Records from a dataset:

_ _ _ _

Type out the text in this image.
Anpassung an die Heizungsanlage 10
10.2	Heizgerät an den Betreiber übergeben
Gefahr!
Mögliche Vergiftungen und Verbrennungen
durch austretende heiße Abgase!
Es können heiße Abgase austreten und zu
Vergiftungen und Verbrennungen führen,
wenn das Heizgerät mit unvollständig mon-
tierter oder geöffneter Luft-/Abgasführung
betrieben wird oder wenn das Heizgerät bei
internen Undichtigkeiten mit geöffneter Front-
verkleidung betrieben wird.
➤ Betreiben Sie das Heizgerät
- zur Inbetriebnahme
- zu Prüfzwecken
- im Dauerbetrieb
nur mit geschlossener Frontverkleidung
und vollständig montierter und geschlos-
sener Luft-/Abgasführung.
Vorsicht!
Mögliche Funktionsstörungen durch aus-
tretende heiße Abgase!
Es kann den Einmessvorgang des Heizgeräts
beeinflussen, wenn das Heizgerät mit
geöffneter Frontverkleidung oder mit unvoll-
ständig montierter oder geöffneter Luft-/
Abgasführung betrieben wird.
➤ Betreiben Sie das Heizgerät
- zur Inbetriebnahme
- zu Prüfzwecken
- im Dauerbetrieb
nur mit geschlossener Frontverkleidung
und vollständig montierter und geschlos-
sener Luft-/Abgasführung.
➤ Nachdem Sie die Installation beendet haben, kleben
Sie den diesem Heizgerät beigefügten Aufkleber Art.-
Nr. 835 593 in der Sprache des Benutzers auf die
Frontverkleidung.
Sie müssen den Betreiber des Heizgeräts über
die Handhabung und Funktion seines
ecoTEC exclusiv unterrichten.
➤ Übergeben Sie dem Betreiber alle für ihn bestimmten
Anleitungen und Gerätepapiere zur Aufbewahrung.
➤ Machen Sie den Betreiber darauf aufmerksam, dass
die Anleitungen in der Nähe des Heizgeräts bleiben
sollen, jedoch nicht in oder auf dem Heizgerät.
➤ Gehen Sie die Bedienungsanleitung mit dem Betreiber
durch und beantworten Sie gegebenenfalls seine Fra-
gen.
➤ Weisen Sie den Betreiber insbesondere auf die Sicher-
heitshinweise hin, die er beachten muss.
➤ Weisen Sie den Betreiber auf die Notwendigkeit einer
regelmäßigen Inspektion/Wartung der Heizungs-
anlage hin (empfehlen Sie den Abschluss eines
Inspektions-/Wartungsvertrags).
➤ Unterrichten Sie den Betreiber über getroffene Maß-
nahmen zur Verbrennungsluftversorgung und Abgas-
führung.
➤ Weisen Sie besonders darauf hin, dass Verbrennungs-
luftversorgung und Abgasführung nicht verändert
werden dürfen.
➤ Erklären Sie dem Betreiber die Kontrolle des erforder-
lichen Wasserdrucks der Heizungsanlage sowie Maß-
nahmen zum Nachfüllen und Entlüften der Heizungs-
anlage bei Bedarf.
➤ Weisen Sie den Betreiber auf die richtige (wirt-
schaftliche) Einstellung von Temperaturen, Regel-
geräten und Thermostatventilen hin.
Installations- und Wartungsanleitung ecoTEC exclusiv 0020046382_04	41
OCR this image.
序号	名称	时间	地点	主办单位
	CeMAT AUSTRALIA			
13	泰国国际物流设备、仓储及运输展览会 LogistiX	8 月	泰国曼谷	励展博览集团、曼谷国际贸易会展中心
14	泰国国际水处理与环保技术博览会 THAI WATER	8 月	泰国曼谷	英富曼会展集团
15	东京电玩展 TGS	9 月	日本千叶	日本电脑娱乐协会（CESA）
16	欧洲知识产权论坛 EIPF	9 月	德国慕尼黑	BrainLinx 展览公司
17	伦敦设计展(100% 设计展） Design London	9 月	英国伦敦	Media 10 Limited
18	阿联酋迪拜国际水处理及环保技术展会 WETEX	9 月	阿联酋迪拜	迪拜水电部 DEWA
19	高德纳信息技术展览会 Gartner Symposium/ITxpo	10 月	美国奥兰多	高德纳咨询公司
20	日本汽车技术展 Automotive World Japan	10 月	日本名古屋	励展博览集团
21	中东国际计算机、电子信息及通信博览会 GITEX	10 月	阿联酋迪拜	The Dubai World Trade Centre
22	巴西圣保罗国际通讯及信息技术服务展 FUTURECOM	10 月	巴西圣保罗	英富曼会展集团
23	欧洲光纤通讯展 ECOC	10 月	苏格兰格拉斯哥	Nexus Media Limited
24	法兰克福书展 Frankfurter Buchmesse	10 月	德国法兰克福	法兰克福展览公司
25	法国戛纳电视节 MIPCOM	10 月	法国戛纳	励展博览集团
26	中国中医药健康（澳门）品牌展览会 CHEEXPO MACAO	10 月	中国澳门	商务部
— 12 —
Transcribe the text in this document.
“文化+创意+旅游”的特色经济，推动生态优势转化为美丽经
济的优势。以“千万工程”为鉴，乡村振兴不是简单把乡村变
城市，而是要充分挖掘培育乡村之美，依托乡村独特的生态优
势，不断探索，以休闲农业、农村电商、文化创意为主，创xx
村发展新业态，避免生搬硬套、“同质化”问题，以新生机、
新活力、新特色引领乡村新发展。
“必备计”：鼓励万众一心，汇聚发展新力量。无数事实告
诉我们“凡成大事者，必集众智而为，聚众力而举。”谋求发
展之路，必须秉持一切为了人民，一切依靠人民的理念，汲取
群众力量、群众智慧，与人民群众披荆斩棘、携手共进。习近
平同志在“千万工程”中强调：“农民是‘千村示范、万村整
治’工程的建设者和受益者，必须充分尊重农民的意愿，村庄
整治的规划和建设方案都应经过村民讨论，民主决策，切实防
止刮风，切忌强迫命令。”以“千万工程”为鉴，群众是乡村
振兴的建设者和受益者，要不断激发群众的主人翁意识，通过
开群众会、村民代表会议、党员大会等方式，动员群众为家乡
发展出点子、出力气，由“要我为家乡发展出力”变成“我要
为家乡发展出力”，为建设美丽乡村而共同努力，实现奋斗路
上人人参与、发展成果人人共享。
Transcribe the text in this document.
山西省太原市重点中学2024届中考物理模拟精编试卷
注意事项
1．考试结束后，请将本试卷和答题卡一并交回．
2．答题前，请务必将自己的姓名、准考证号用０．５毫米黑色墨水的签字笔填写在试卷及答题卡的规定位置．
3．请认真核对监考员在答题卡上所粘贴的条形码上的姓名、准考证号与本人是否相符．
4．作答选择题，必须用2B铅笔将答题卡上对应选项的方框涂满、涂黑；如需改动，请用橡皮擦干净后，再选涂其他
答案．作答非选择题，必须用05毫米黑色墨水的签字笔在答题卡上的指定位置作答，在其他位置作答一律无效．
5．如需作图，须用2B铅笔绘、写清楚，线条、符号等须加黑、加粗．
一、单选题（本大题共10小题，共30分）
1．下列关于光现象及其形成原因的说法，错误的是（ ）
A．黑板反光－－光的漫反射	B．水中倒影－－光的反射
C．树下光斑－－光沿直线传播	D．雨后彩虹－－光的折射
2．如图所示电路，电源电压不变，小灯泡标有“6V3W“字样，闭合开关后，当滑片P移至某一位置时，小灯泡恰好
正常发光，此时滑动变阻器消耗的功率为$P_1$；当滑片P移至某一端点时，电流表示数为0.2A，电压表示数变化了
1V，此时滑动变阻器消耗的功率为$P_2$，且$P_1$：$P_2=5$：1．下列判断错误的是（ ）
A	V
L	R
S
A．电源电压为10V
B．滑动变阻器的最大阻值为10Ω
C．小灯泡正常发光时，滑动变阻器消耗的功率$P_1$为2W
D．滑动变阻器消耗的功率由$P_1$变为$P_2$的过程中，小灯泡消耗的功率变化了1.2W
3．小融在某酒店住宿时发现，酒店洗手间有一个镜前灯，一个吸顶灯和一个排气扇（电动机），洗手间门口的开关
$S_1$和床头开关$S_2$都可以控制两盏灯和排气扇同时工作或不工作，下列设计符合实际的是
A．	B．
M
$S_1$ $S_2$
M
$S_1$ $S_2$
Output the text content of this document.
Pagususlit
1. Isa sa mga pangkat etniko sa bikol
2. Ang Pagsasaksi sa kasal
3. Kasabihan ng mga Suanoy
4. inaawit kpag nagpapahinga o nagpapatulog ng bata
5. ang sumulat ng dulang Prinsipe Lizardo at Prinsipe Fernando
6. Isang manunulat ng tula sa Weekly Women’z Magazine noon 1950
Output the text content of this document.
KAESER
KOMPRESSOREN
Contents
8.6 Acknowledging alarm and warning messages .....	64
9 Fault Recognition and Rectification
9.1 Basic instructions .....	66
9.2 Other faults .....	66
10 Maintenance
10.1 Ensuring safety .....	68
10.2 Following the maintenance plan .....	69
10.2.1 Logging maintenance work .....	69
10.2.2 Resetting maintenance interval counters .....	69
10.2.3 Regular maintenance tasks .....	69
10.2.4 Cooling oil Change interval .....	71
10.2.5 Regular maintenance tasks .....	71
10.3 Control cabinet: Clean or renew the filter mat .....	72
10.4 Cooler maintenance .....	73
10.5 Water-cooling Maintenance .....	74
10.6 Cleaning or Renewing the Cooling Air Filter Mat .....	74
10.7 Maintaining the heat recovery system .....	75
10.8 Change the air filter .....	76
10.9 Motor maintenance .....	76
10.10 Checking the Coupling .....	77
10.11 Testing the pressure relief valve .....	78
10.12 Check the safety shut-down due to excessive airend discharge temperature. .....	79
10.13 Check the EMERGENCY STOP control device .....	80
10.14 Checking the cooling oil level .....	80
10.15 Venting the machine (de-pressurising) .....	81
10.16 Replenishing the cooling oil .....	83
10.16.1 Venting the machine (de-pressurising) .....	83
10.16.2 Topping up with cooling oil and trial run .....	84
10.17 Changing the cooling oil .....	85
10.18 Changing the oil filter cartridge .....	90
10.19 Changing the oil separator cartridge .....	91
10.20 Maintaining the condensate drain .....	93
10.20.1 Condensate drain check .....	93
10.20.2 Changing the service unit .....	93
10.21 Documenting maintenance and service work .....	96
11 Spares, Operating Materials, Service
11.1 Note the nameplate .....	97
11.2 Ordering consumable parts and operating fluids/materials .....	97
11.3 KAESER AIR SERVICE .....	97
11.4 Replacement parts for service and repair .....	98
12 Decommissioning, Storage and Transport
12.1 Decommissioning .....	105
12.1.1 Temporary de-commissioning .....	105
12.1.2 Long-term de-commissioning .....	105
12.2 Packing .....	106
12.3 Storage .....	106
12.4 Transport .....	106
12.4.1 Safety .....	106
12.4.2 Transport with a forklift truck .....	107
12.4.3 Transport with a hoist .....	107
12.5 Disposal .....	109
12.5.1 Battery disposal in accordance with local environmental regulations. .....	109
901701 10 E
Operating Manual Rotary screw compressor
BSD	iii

_ _ _ _

Task prompt> Check each line of the entries above, and show every one holding the word "wird".

Correct response>
betrieben wird oder wenn das Heizgerät bei
verkleidung betrieben wird.
Abgasführung betrieben wird.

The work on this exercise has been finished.